[Text section]

Pre-Amble: Yesterday (which was actually yesterday regardless of what blogger says on account of me having the time set to the wrong global time dimension), I saw fit to post pictures of my new pens and thought it relevant to mention that I had purchased them. The former was because they are indeed prettily decorated and the latter because it was relevant to the post for today, this, which I had in mind the day before yesterday when it was advertised that tomorrow, which was yesterday, there would be free gifts, apart from the blessing that good news commentary is, with yesterday's/tomorrow's papers.
The Point: 'Dumbing Down' is a much commented upon phenomenon, not least by me (apologies for self-referentiality) quoting Howard Jacobson on the 'Celebrity Big Brother Ignorant Racism Debacle 2007'.

[The data]
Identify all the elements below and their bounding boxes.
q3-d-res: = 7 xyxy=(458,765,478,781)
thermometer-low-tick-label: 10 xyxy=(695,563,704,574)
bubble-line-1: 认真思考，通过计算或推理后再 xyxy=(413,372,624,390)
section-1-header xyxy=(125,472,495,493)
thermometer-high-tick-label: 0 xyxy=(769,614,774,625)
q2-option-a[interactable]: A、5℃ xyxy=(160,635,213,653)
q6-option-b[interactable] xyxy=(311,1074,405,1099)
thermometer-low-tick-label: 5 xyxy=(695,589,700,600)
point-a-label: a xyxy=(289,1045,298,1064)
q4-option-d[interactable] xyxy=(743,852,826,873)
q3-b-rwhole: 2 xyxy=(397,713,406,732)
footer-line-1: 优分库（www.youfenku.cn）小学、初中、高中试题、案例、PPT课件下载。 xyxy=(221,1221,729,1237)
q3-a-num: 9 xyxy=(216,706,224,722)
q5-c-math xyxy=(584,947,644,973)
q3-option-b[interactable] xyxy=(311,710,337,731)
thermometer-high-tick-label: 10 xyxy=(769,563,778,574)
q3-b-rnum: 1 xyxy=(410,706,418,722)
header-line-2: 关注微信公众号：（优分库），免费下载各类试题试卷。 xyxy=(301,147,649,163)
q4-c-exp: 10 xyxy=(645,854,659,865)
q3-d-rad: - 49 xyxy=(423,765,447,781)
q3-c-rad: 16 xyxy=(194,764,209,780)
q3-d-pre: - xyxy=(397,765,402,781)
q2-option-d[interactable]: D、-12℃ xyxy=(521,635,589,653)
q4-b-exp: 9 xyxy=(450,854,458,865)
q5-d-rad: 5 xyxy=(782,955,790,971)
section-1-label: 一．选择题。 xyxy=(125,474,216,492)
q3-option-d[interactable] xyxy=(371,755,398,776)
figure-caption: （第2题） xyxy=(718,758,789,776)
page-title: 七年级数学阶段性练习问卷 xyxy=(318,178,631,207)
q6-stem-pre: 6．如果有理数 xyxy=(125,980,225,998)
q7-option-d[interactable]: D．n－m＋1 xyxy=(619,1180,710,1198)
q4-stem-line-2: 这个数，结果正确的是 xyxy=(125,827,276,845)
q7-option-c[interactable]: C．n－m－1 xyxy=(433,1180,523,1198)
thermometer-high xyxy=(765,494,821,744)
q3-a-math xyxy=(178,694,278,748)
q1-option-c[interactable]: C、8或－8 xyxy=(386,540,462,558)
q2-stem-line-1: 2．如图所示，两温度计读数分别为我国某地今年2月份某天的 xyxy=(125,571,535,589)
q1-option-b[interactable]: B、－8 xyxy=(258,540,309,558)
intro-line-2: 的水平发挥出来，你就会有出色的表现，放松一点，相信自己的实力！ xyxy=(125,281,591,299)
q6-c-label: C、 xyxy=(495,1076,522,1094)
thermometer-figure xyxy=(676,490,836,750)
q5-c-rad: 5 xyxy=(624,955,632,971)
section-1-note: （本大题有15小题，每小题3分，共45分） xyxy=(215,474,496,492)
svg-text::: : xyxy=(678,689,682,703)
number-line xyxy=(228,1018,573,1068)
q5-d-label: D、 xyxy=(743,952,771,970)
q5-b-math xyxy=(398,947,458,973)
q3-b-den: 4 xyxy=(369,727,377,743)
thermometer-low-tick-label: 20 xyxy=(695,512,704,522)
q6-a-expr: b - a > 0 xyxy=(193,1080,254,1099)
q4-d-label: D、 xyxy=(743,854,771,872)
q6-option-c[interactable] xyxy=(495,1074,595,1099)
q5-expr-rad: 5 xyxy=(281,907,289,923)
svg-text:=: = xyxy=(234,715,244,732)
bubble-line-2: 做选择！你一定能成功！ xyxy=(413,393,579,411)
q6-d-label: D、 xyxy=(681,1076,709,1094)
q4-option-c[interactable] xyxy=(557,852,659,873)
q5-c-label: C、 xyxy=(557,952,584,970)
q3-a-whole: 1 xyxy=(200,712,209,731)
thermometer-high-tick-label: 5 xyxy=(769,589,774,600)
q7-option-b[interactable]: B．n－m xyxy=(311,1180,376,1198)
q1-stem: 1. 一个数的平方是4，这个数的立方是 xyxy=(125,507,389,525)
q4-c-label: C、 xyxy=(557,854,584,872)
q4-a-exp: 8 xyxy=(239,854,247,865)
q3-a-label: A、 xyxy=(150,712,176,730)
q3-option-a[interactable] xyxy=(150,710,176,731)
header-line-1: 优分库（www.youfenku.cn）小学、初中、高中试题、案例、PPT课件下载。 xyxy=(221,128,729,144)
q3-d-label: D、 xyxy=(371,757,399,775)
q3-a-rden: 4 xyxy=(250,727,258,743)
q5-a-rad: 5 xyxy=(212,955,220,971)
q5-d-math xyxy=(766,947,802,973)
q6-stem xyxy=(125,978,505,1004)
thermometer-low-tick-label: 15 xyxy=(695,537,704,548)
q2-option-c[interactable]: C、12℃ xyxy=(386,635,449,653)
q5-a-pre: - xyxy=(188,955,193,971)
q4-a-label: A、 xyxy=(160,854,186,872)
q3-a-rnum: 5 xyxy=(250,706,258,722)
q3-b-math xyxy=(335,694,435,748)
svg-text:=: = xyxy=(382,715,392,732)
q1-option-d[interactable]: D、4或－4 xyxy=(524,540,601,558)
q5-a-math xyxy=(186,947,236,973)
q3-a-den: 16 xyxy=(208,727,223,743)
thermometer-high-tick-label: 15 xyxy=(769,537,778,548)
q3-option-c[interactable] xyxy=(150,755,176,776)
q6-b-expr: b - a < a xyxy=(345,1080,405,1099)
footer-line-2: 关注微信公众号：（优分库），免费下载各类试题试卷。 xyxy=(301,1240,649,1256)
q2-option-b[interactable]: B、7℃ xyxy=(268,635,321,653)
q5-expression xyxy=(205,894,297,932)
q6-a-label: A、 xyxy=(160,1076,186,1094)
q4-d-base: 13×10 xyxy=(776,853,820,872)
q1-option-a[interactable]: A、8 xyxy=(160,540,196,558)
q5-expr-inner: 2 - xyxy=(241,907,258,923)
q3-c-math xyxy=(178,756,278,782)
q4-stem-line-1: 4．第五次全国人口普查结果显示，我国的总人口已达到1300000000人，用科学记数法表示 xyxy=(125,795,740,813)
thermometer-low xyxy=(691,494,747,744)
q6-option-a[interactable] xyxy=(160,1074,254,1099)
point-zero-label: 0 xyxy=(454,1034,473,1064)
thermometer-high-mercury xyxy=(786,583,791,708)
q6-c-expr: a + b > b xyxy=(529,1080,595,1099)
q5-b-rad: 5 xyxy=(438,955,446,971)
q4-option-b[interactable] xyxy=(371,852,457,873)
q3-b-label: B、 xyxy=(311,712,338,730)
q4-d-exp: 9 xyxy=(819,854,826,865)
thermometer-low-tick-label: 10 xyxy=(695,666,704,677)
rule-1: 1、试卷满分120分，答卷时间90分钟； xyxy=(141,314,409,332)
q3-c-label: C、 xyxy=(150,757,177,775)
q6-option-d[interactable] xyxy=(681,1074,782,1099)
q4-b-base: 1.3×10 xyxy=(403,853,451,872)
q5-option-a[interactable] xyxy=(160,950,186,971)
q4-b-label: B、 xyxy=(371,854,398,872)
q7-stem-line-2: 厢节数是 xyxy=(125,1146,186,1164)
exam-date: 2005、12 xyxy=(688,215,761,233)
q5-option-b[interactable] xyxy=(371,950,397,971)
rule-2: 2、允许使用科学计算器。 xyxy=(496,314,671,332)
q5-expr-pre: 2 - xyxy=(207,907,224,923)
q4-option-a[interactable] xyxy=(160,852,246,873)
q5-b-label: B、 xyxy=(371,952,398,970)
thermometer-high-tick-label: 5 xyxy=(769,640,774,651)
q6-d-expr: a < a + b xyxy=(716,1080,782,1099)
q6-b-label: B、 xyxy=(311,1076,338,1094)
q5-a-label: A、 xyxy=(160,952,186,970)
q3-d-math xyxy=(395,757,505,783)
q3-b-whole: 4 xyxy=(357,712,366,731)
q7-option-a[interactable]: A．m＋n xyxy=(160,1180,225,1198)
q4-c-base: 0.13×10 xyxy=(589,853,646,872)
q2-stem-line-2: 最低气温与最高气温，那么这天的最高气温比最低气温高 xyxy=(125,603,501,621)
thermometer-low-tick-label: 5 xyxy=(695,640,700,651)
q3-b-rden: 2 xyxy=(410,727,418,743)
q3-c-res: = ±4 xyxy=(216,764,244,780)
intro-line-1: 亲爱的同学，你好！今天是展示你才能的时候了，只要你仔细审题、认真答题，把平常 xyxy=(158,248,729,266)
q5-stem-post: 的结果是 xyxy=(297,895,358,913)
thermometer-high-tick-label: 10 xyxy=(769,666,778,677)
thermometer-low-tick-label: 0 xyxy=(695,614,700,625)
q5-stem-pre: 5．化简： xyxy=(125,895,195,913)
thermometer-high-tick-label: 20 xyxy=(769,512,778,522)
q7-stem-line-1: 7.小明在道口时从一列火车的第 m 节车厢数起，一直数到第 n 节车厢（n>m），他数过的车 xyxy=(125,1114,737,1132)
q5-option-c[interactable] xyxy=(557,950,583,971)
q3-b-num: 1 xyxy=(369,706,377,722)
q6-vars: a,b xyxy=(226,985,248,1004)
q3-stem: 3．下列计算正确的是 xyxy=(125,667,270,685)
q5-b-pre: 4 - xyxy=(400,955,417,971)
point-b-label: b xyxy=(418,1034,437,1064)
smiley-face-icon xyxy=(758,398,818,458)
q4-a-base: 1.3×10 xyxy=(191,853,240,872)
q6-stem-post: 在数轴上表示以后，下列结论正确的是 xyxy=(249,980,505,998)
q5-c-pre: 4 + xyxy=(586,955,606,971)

[Try it]
Repeat the part of the blog post between "The Point: 'Dumbing" and "Racism Debacle 2007'.", inclusive, word for word. The records come from a different source than the blog post.

[Task result]
The Point: 'Dumbing Down' is a much commented upon phenomenon, not least by me (apologies for self-referentiality) quoting Howard Jacobson on the 'Celebrity Big Brother Ignorant Racism Debacle 2007'.